What is required →
Find the lines below that contain the word "Shares" and count them. Only the number should be given.
>> Start Provided data
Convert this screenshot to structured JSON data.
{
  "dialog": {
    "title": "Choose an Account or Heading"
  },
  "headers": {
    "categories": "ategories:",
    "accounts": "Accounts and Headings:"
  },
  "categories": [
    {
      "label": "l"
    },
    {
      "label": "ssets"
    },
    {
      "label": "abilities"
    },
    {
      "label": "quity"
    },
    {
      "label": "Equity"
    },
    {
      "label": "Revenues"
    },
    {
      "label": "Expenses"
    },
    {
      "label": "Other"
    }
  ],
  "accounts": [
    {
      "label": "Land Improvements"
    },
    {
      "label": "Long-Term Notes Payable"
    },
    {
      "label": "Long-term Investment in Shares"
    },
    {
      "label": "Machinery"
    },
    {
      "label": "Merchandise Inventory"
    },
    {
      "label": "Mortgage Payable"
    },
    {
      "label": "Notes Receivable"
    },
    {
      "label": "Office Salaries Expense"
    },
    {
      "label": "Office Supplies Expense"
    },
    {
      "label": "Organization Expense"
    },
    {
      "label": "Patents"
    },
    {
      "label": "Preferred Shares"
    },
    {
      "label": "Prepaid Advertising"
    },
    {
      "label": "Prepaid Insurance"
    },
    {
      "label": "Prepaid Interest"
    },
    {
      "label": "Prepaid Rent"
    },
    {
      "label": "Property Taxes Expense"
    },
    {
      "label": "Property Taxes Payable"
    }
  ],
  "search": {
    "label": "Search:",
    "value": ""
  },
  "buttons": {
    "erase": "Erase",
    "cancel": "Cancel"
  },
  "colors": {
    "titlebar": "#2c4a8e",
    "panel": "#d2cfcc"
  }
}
>> End Provided data
>> Start Provided data
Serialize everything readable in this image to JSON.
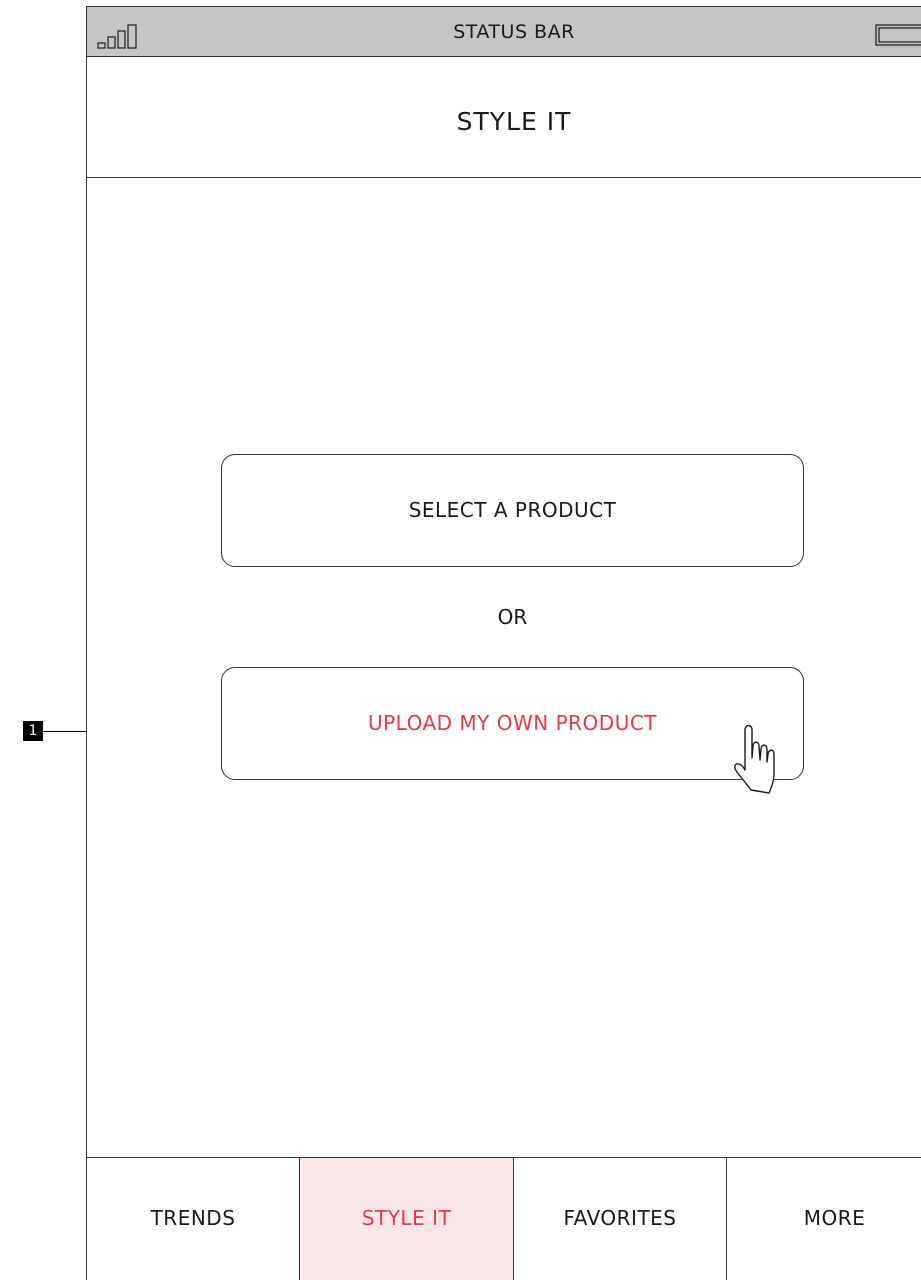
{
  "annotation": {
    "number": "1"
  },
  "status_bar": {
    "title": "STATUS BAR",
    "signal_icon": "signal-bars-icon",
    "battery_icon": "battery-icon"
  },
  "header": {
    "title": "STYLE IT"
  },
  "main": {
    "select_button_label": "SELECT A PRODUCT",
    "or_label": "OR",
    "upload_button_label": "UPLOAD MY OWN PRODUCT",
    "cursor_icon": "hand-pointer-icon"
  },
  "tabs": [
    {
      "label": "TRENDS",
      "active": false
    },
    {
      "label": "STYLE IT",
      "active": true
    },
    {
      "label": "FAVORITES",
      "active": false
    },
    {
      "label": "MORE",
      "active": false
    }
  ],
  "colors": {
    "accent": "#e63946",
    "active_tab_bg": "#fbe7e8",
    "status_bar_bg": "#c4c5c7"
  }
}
>> End Provided data
Answer to this exercise →
2